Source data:
<<<<
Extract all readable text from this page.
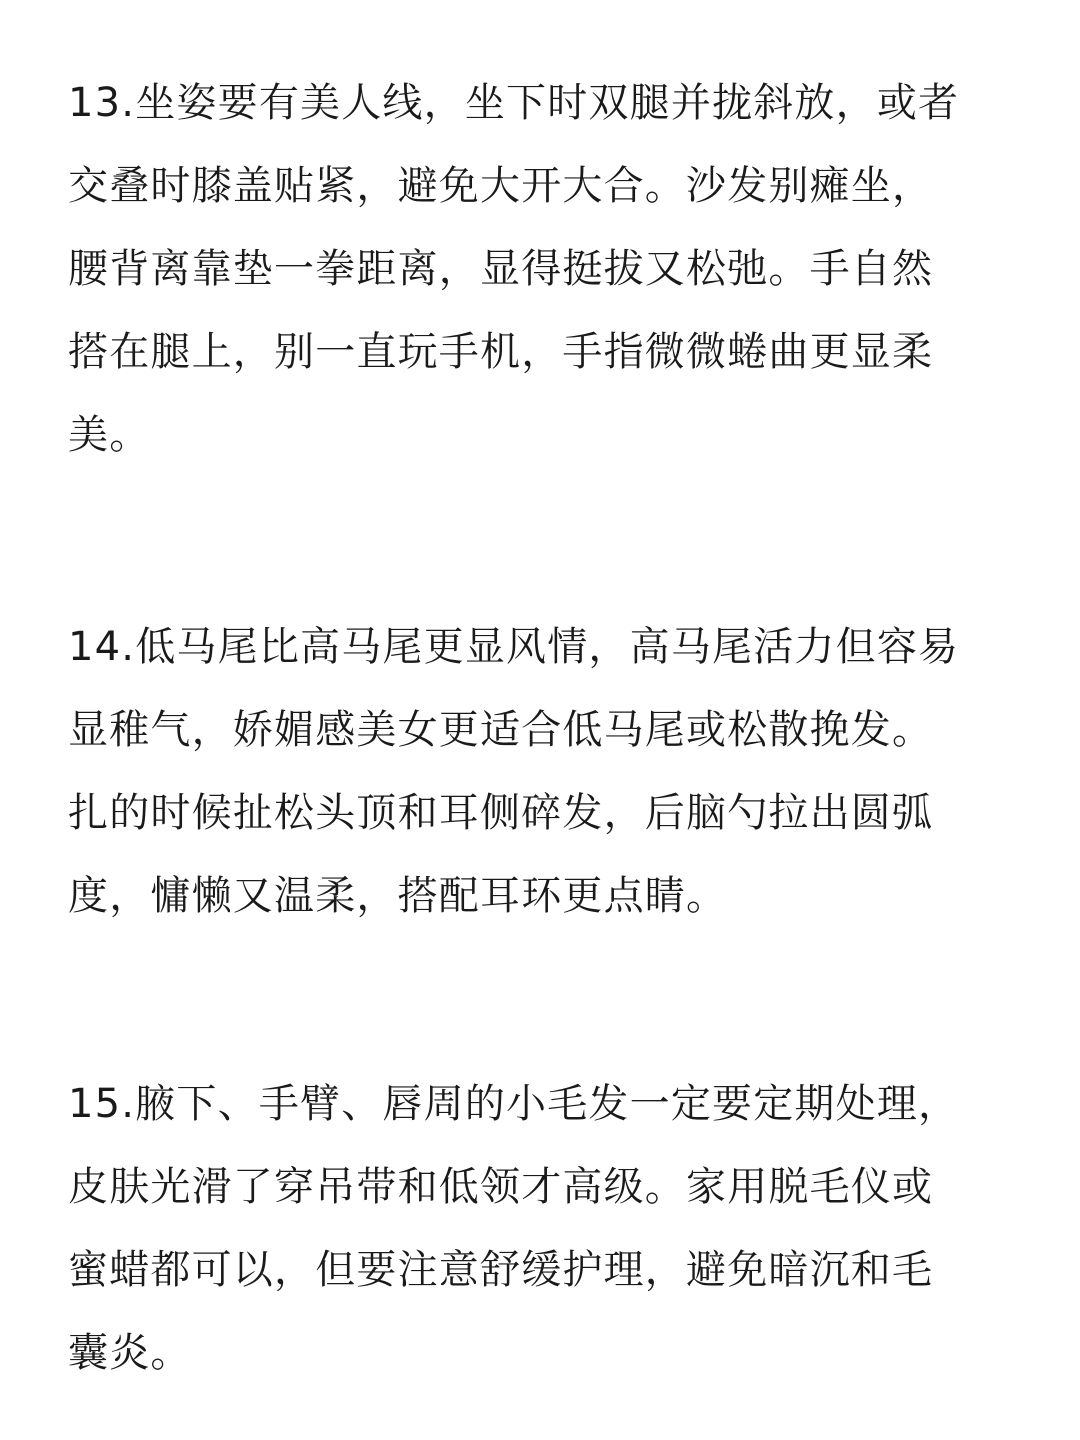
13.坐姿要有美人线，坐下时双腿并拢斜放，或者
交叠时膝盖贴紧，避免大开大合。沙发别瘫坐，
腰背离靠垫一拳距离，显得挺拔又松弛。手自然
搭在腿上，别一直玩手机，手指微微蜷曲更显柔
美。
14.低马尾比高马尾更显风情，高马尾活力但容易
显稚气，娇媚感美女更适合低马尾或松散挽发。
扎的时候扯松头顶和耳侧碎发，后脑勺拉出圆弧
度，慵懒又温柔，搭配耳环更点睛。
15.腋下、手臂、唇周的小毛发一定要定期处理，
皮肤光滑了穿吊带和低领才高级。家用脱毛仪或
蜜蜡都可以，但要注意舒缓护理，避免暗沉和毛
囊炎。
>>>>
— What you are asked to do —
Exactly as written, return every line of the listing, but not the pictures.

— Final answer —
Extract all readable text from this page.
13.坐姿要有美人线，坐下时双腿并拢斜放，或者
交叠时膝盖贴紧，避免大开大合。沙发别瘫坐，
腰背离靠垫一拳距离，显得挺拔又松弛。手自然
搭在腿上，别一直玩手机，手指微微蜷曲更显柔
美。
14.低马尾比高马尾更显风情，高马尾活力但容易
显稚气，娇媚感美女更适合低马尾或松散挽发。
扎的时候扯松头顶和耳侧碎发，后脑勺拉出圆弧
度，慵懒又温柔，搭配耳环更点睛。
15.腋下、手臂、唇周的小毛发一定要定期处理，
皮肤光滑了穿吊带和低领才高级。家用脱毛仪或
蜜蜡都可以，但要注意舒缓护理，避免暗沉和毛
囊炎。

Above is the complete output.